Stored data
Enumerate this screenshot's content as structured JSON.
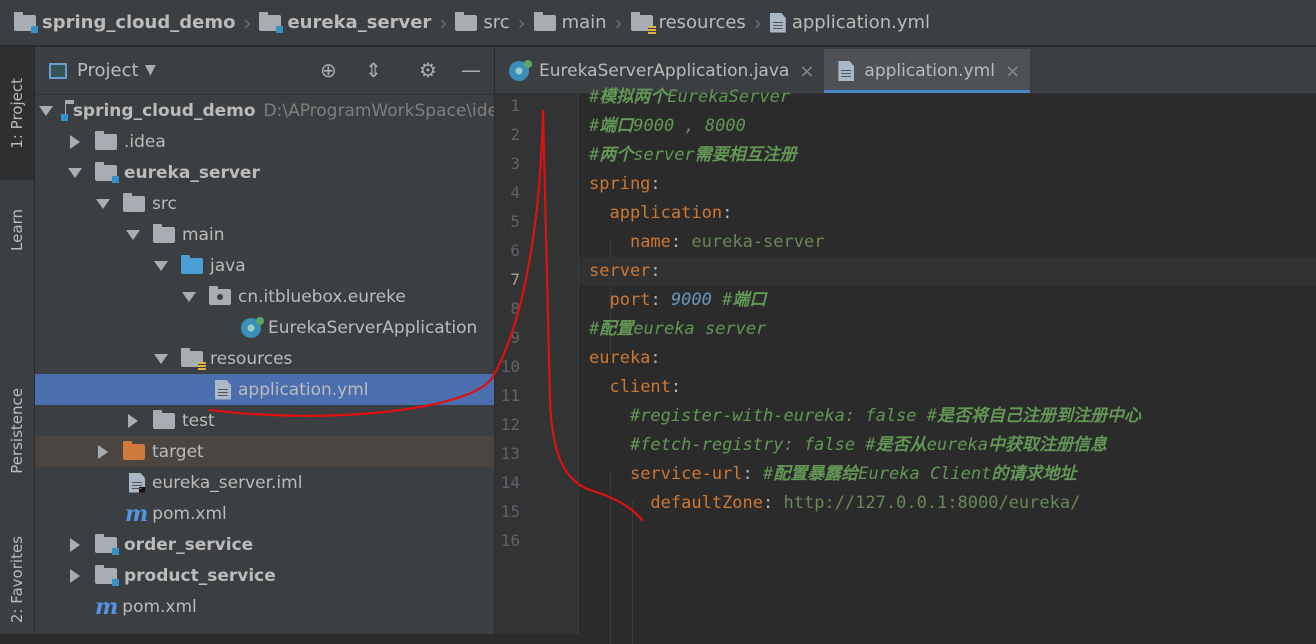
{
  "breadcrumb": [
    "spring_cloud_demo",
    "eureka_server",
    "src",
    "main",
    "resources",
    "application.yml"
  ],
  "side_rail": {
    "top_tabs": [
      "1: Project",
      "Learn"
    ],
    "bottom_tabs": [
      "Persistence",
      "2: Favorites"
    ]
  },
  "project_panel": {
    "view_label": "Project"
  },
  "tree": [
    {
      "label": "spring_cloud_demo",
      "path": "D:\\AProgramWorkSpace\\ide",
      "bold": true
    },
    {
      "label": ".idea"
    },
    {
      "label": "eureka_server",
      "bold": true
    },
    {
      "label": "src"
    },
    {
      "label": "main"
    },
    {
      "label": "java"
    },
    {
      "label": "cn.itbluebox.eureke"
    },
    {
      "label": "EurekaServerApplication"
    },
    {
      "label": "resources"
    },
    {
      "label": "application.yml",
      "selected": true
    },
    {
      "label": "test"
    },
    {
      "label": "target"
    },
    {
      "label": "eureka_server.iml"
    },
    {
      "label": "pom.xml"
    },
    {
      "label": "order_service",
      "bold": true
    },
    {
      "label": "product_service",
      "bold": true
    },
    {
      "label": "pom.xml"
    }
  ],
  "tabs": [
    {
      "label": "EurekaServerApplication.java",
      "active": false
    },
    {
      "label": "application.yml",
      "active": true
    }
  ],
  "code_lines": [
    "#模拟两个EurekaServer",
    "#端口9000 , 8000",
    "#两个server需要相互注册",
    "spring:",
    "  application:",
    "    name: eureka-server",
    "server:",
    "  port: 9000 #端口",
    "#配置eureka server",
    "eureka:",
    "  client:",
    "    #register-with-eureka: false #是否将自己注册到注册中心",
    "    #fetch-registry: false #是否从eureka中获取注册信息",
    "    service-url: #配置暴露给Eureka Client的请求地址",
    "      defaultZone: http://127.0.0.1:8000/eureka/",
    ""
  ],
  "current_line": 7,
  "colors": {
    "comment": "#629755",
    "key": "#cc7832",
    "string": "#6a8759",
    "number": "#6897bb",
    "selection": "#4b6eaf",
    "annotation": "#e01010"
  }
}
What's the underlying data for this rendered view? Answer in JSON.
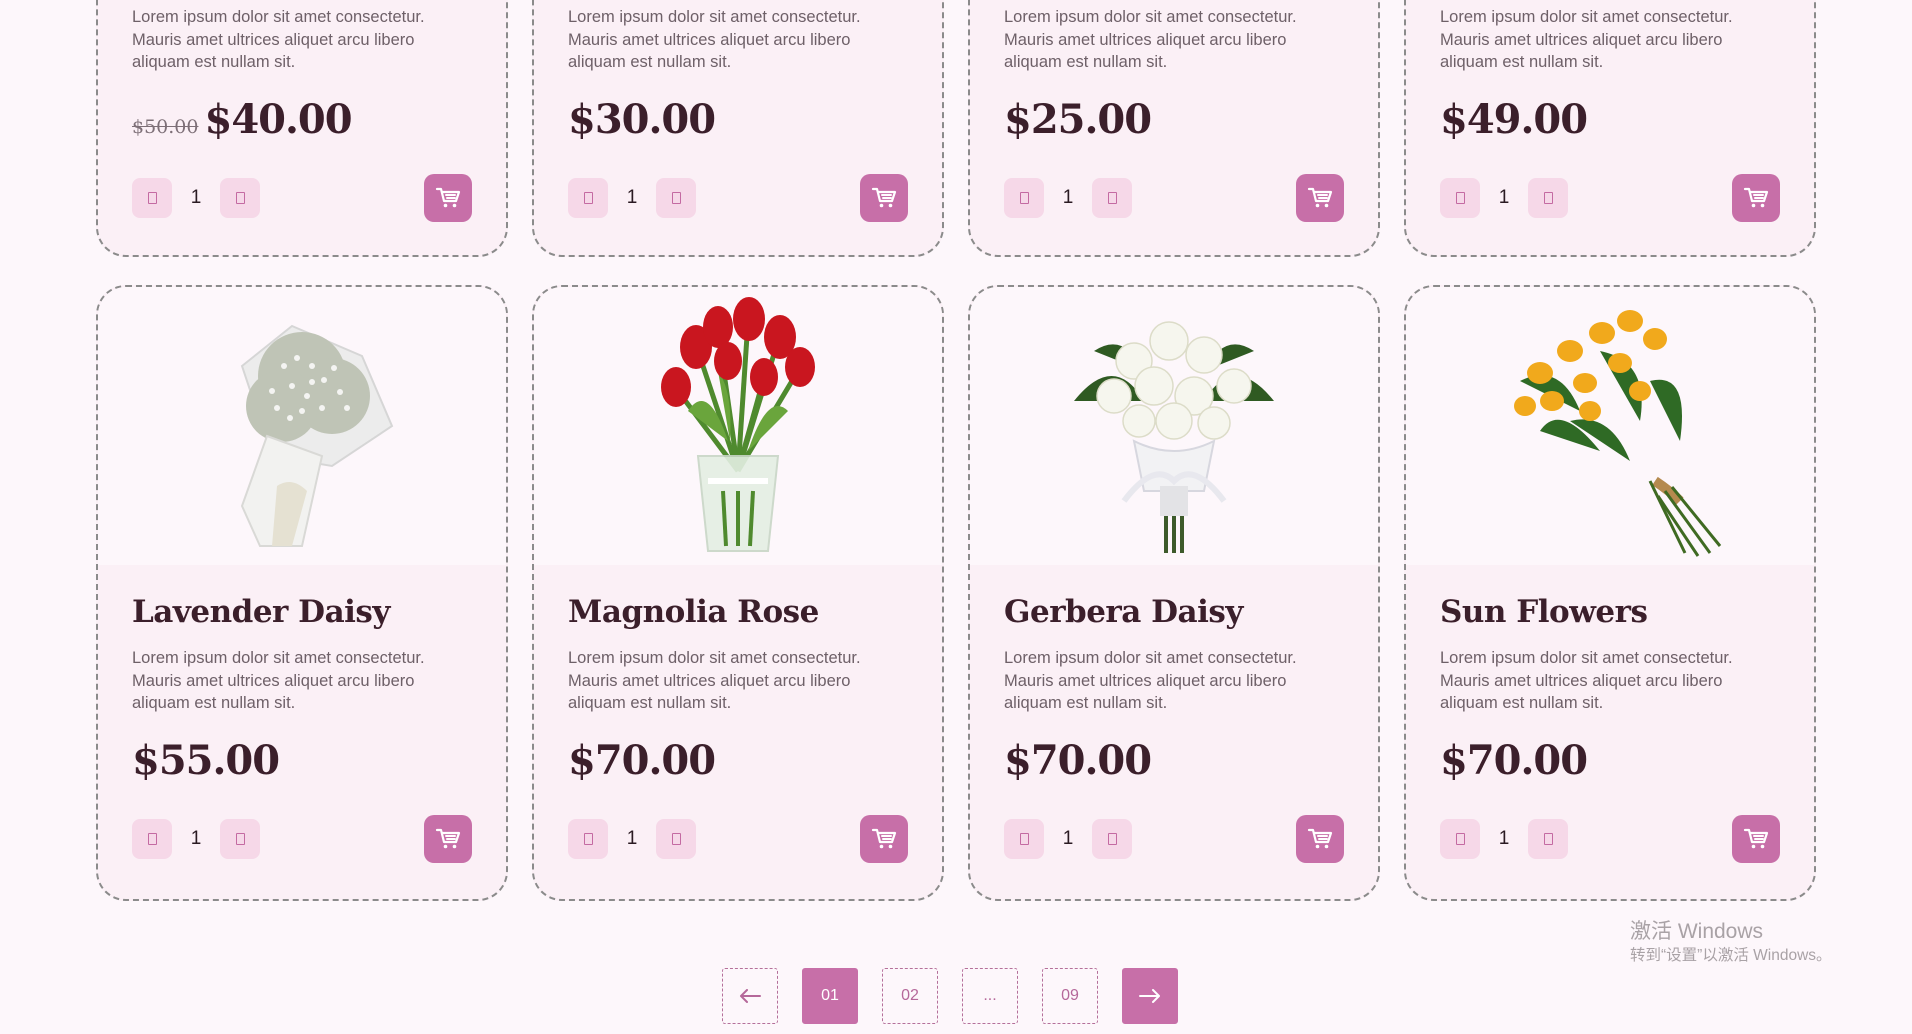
{
  "colors": {
    "accent": "#c76fa8",
    "card_bg": "#fbf0f6",
    "page_bg": "#fdf7fb",
    "title": "#3b1f2b"
  },
  "top_row": [
    {
      "description": "Lorem ipsum dolor sit amet consectetur. Mauris amet ultrices aliquet arcu libero aliquam est nullam sit.",
      "old_price": "$50.00",
      "price": "$40.00",
      "quantity": "1"
    },
    {
      "description": "Lorem ipsum dolor sit amet consectetur. Mauris amet ultrices aliquet arcu libero aliquam est nullam sit.",
      "price": "$30.00",
      "quantity": "1"
    },
    {
      "description": "Lorem ipsum dolor sit amet consectetur. Mauris amet ultrices aliquet arcu libero aliquam est nullam sit.",
      "price": "$25.00",
      "quantity": "1"
    },
    {
      "description": "Lorem ipsum dolor sit amet consectetur. Mauris amet ultrices aliquet arcu libero aliquam est nullam sit.",
      "price": "$49.00",
      "quantity": "1"
    }
  ],
  "bottom_row": [
    {
      "name": "Lavender Daisy",
      "description": "Lorem ipsum dolor sit amet consectetur. Mauris amet ultrices aliquet arcu libero aliquam est nullam sit.",
      "price": "$55.00",
      "quantity": "1",
      "image_icon": "white-gypsophila-bouquet"
    },
    {
      "name": "Magnolia Rose",
      "description": "Lorem ipsum dolor sit amet consectetur. Mauris amet ultrices aliquet arcu libero aliquam est nullam sit.",
      "price": "$70.00",
      "quantity": "1",
      "image_icon": "red-tulips-in-vase"
    },
    {
      "name": "Gerbera Daisy",
      "description": "Lorem ipsum dolor sit amet consectetur. Mauris amet ultrices aliquet arcu libero aliquam est nullam sit.",
      "price": "$70.00",
      "quantity": "1",
      "image_icon": "white-rose-bouquet"
    },
    {
      "name": "Sun Flowers",
      "description": "Lorem ipsum dolor sit amet consectetur. Mauris amet ultrices aliquet arcu libero aliquam est nullam sit.",
      "price": "$70.00",
      "quantity": "1",
      "image_icon": "yellow-rose-bouquet"
    }
  ],
  "icons": {
    "decrement": "minus-icon",
    "increment": "plus-icon",
    "cart": "cart-icon"
  },
  "pagination": {
    "prev": "prev-arrow-icon",
    "pages": [
      "01",
      "02",
      "...",
      "09"
    ],
    "active": "01",
    "next": "next-arrow-icon"
  },
  "watermark": {
    "line1": "激活 Windows",
    "line2": "转到“设置”以激活 Windows。"
  }
}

» Task brief:
Quote the preceding records in their entirety, excluding every picture.

» Solved problem:
Enumerate this screenshot's content as structured JSON.
{
  "breadcrumb": [
    "spring_cloud_demo",
    "eureka_server",
    "src",
    "main",
    "resources",
    "application.yml"
  ],
  "side_rail": {
    "top_tabs": [
      "1: Project",
      "Learn"
    ],
    "bottom_tabs": [
      "Persistence",
      "2: Favorites"
    ]
  },
  "project_panel": {
    "view_label": "Project"
  },
  "tree": [
    {
      "label": "spring_cloud_demo",
      "path": "D:\\AProgramWorkSpace\\ide",
      "bold": true
    },
    {
      "label": ".idea"
    },
    {
      "label": "eureka_server",
      "bold": true
    },
    {
      "label": "src"
    },
    {
      "label": "main"
    },
    {
      "label": "java"
    },
    {
      "label": "cn.itbluebox.eureke"
    },
    {
      "label": "EurekaServerApplication"
    },
    {
      "label": "resources"
    },
    {
      "label": "application.yml",
      "selected": true
    },
    {
      "label": "test"
    },
    {
      "label": "target"
    },
    {
      "label": "eureka_server.iml"
    },
    {
      "label": "pom.xml"
    },
    {
      "label": "order_service",
      "bold": true
    },
    {
      "label": "product_service",
      "bold": true
    },
    {
      "label": "pom.xml"
    }
  ],
  "tabs": [
    {
      "label": "EurekaServerApplication.java",
      "active": false
    },
    {
      "label": "application.yml",
      "active": true
    }
  ],
  "code_lines": [
    "#模拟两个EurekaServer",
    "#端口9000 , 8000",
    "#两个server需要相互注册",
    "spring:",
    "  application:",
    "    name: eureka-server",
    "server:",
    "  port: 9000 #端口",
    "#配置eureka server",
    "eureka:",
    "  client:",
    "    #register-with-eureka: false #是否将自己注册到注册中心",
    "    #fetch-registry: false #是否从eureka中获取注册信息",
    "    service-url: #配置暴露给Eureka Client的请求地址",
    "      defaultZone: http://127.0.0.1:8000/eureka/",
    ""
  ],
  "current_line": 7,
  "colors": {
    "comment": "#629755",
    "key": "#cc7832",
    "string": "#6a8759",
    "number": "#6897bb",
    "selection": "#4b6eaf",
    "annotation": "#e01010"
  }
}
What's the underlying data for this rendered view? Answer in JSON.
{
  "colors": {
    "accent": "#c76fa8",
    "card_bg": "#fbf0f6",
    "page_bg": "#fdf7fb",
    "title": "#3b1f2b"
  },
  "top_row": [
    {
      "description": "Lorem ipsum dolor sit amet consectetur. Mauris amet ultrices aliquet arcu libero aliquam est nullam sit.",
      "old_price": "$50.00",
      "price": "$40.00",
      "quantity": "1"
    },
    {
      "description": "Lorem ipsum dolor sit amet consectetur. Mauris amet ultrices aliquet arcu libero aliquam est nullam sit.",
      "price": "$30.00",
      "quantity": "1"
    },
    {
      "description": "Lorem ipsum dolor sit amet consectetur. Mauris amet ultrices aliquet arcu libero aliquam est nullam sit.",
      "price": "$25.00",
      "quantity": "1"
    },
    {
      "description": "Lorem ipsum dolor sit amet consectetur. Mauris amet ultrices aliquet arcu libero aliquam est nullam sit.",
      "price": "$49.00",
      "quantity": "1"
    }
  ],
  "bottom_row": [
    {
      "name": "Lavender Daisy",
      "description": "Lorem ipsum dolor sit amet consectetur. Mauris amet ultrices aliquet arcu libero aliquam est nullam sit.",
      "price": "$55.00",
      "quantity": "1",
      "image_icon": "white-gypsophila-bouquet"
    },
    {
      "name": "Magnolia Rose",
      "description": "Lorem ipsum dolor sit amet consectetur. Mauris amet ultrices aliquet arcu libero aliquam est nullam sit.",
      "price": "$70.00",
      "quantity": "1",
      "image_icon": "red-tulips-in-vase"
    },
    {
      "name": "Gerbera Daisy",
      "description": "Lorem ipsum dolor sit amet consectetur. Mauris amet ultrices aliquet arcu libero aliquam est nullam sit.",
      "price": "$70.00",
      "quantity": "1",
      "image_icon": "white-rose-bouquet"
    },
    {
      "name": "Sun Flowers",
      "description": "Lorem ipsum dolor sit amet consectetur. Mauris amet ultrices aliquet arcu libero aliquam est nullam sit.",
      "price": "$70.00",
      "quantity": "1",
      "image_icon": "yellow-rose-bouquet"
    }
  ],
  "icons": {
    "decrement": "minus-icon",
    "increment": "plus-icon",
    "cart": "cart-icon"
  },
  "pagination": {
    "prev": "prev-arrow-icon",
    "pages": [
      "01",
      "02",
      "...",
      "09"
    ],
    "active": "01",
    "next": "next-arrow-icon"
  },
  "watermark": {
    "line1": "激活 Windows",
    "line2": "转到“设置”以激活 Windows。"
  }
}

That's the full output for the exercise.